Texte de l'exercice.
L’autisme est donc à prendre en charge dans le champ éducatif ou rééducatif pour son problème de caractère anormal, avec des méthodes éducatives qui concernent d’abord les éducateurs même si le psychiatre peut donner son avis à des fins préventives. Mais il concerne aussi plus directement le psychiatre dès qu’un symptôme émerge à des fins de traitement symptomatique et curatif. Dans ce dernier cas, il s’agit de “prescrire le symptôme”, c’est-à-dire d’obtenir que la fonction qui émerge péniblement dans le symptôme puisse prendre sa place effective et permettre au psychisme de fonctionner plus harmonieusement. C’est plus vite dit que fait, bien sûr, comme dans tout le champ de la psychose. Voilà en tout cas comment répondre dans ce dernier modèle à la notion de handicap ou de maladie. Il y a un handicap mental certain dans l’autisme et il y a des maladies psychiques potentielles qui peuvent venir se surajouter. L’autiste, en plus de son handicap de caractère, peut très bien et souvent tomber malade psychiquement et le psychiatre avoir à s’occuper et à se casser la tête sur les symptômes qu’il présente.

Matériel fourni.
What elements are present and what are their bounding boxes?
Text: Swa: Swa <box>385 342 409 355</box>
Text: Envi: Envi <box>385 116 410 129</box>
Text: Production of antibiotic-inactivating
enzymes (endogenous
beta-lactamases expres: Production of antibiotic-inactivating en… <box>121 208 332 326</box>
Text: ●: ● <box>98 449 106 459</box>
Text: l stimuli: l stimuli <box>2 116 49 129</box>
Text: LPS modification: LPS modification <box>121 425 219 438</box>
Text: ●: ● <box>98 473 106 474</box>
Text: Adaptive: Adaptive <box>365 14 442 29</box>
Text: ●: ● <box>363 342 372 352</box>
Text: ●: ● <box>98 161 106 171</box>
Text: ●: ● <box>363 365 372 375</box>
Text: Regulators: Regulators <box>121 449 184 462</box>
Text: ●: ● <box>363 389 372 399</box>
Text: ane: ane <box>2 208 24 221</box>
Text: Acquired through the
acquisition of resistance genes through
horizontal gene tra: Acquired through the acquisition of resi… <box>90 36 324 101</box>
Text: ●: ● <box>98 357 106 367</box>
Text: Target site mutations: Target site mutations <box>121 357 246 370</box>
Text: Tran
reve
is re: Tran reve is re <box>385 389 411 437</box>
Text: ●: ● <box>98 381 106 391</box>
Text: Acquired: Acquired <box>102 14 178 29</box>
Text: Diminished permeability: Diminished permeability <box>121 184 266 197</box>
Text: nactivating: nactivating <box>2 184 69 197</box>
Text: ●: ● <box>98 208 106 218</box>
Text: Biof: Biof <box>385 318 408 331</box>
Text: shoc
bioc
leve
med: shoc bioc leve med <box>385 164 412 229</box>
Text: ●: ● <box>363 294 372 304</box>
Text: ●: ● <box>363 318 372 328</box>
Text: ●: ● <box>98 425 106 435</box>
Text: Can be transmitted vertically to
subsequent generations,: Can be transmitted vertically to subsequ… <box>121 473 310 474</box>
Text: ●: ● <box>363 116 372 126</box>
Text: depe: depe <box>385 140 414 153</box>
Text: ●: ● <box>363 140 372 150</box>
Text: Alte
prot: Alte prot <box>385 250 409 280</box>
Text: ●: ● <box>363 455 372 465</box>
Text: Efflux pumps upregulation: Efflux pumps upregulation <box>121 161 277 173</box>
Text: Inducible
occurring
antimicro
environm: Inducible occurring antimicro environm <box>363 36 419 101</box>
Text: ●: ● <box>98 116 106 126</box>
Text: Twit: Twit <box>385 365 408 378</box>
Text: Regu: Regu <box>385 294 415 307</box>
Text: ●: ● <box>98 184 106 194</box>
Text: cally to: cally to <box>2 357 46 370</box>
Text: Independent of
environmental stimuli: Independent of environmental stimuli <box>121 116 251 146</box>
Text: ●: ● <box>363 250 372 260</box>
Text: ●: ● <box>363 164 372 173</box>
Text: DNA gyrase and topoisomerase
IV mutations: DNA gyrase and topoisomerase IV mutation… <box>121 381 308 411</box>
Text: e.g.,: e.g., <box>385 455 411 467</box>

Consignes.
a. Répondez à ces questions sur le texte sur l'autisme :
(i) Qui les méthodes éducatives concernent-elles d'abord ?
(ii) Selon le texte, en quoi consiste le fait de « prescrire le symptôme » ?
(iii) Qu'est-ce qui peut venir se surajouter au handicap mental dans l'autisme ?
b. Résumez le texte sur l'autisme en deux phrases.
c. Poursuivez le texte sur l'autisme après sa dernière phrase.

Réponses dans l'ordre.
a.
(i) Les éducateurs.
(ii) À obtenir que la fonction qui émerge péniblement dans le symptôme puisse prendre sa place effective et permettre au psychisme de fonctionner plus harmonieusement.
(iii) Des maladies psychiques potentielles.

b. L'autisme se prend en charge dans le champ éducatif ou rééducatif pour son caractère anormal, avec des méthodes qui concernent d'abord les éducateurs. Il concerne aussi le psychiatre dès qu'un symptôme émerge, car au handicap mental certain peuvent s'ajouter des maladies psychiques dont il faut traiter les symptômes.

c.
Reconnaître ce qu’est un symptôme et la douleur de celui-ci, faire prendre en considération le symptôme qui n’est certainement pas un trait de caractère et la nécessité de son traitement, est donc le métier de base du clinicien dans ce modèle ou devrait l’être. Ce n’est pas forcément facile et les traitements envisageables ne sont pas très élaborés. La modestie de la recherche clinique en psychiatrie est lamentable. J’espère de tout cœur que les coups actuels des partisans du modèle matérialiste vont réveiller les énergies et relancer la recherche.